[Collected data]
▼

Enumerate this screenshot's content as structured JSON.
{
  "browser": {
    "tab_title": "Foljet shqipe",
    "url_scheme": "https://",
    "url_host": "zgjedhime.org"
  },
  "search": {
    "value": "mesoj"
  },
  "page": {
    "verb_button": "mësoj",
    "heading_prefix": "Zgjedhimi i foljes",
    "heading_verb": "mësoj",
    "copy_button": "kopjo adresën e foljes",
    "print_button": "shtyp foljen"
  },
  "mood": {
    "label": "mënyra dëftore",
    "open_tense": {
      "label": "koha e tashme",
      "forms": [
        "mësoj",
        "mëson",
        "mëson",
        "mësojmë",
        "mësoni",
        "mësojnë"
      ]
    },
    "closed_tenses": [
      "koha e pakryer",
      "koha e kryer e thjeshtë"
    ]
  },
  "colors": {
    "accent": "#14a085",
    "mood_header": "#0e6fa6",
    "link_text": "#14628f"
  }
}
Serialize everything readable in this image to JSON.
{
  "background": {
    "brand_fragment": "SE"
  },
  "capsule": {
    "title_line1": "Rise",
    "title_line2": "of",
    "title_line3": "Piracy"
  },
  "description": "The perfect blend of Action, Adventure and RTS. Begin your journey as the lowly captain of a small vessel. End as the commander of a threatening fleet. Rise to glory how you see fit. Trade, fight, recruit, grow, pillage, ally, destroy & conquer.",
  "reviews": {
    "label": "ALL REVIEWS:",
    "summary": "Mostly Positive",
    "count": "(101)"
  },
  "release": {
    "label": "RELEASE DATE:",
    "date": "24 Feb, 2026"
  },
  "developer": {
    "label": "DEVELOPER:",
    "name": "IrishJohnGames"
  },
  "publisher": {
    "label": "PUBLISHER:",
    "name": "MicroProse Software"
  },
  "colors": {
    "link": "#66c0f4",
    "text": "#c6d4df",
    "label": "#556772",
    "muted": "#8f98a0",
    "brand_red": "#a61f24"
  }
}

▲

● **Problem requirements**: Repeat the data above, word for word.

● **Solved exercise**:
Enumerate this screenshot's content as structured JSON.
{
  "browser": {
    "tab_title": "Foljet shqipe",
    "url_scheme": "https://",
    "url_host": "zgjedhime.org"
  },
  "search": {
    "value": "mesoj"
  },
  "page": {
    "verb_button": "mësoj",
    "heading_prefix": "Zgjedhimi i foljes",
    "heading_verb": "mësoj",
    "copy_button": "kopjo adresën e foljes",
    "print_button": "shtyp foljen"
  },
  "mood": {
    "label": "mënyra dëftore",
    "open_tense": {
      "label": "koha e tashme",
      "forms": [
        "mësoj",
        "mëson",
        "mëson",
        "mësojmë",
        "mësoni",
        "mësojnë"
      ]
    },
    "closed_tenses": [
      "koha e pakryer",
      "koha e kryer e thjeshtë"
    ]
  },
  "colors": {
    "accent": "#14a085",
    "mood_header": "#0e6fa6",
    "link_text": "#14628f"
  }
}
Serialize everything readable in this image to JSON.
{
  "background": {
    "brand_fragment": "SE"
  },
  "capsule": {
    "title_line1": "Rise",
    "title_line2": "of",
    "title_line3": "Piracy"
  },
  "description": "The perfect blend of Action, Adventure and RTS. Begin your journey as the lowly captain of a small vessel. End as the commander of a threatening fleet. Rise to glory how you see fit. Trade, fight, recruit, grow, pillage, ally, destroy & conquer.",
  "reviews": {
    "label": "ALL REVIEWS:",
    "summary": "Mostly Positive",
    "count": "(101)"
  },
  "release": {
    "label": "RELEASE DATE:",
    "date": "24 Feb, 2026"
  },
  "developer": {
    "label": "DEVELOPER:",
    "name": "IrishJohnGames"
  },
  "publisher": {
    "label": "PUBLISHER:",
    "name": "MicroProse Software"
  },
  "colors": {
    "link": "#66c0f4",
    "text": "#c6d4df",
    "label": "#556772",
    "muted": "#8f98a0",
    "brand_red": "#a61f24"
  }
}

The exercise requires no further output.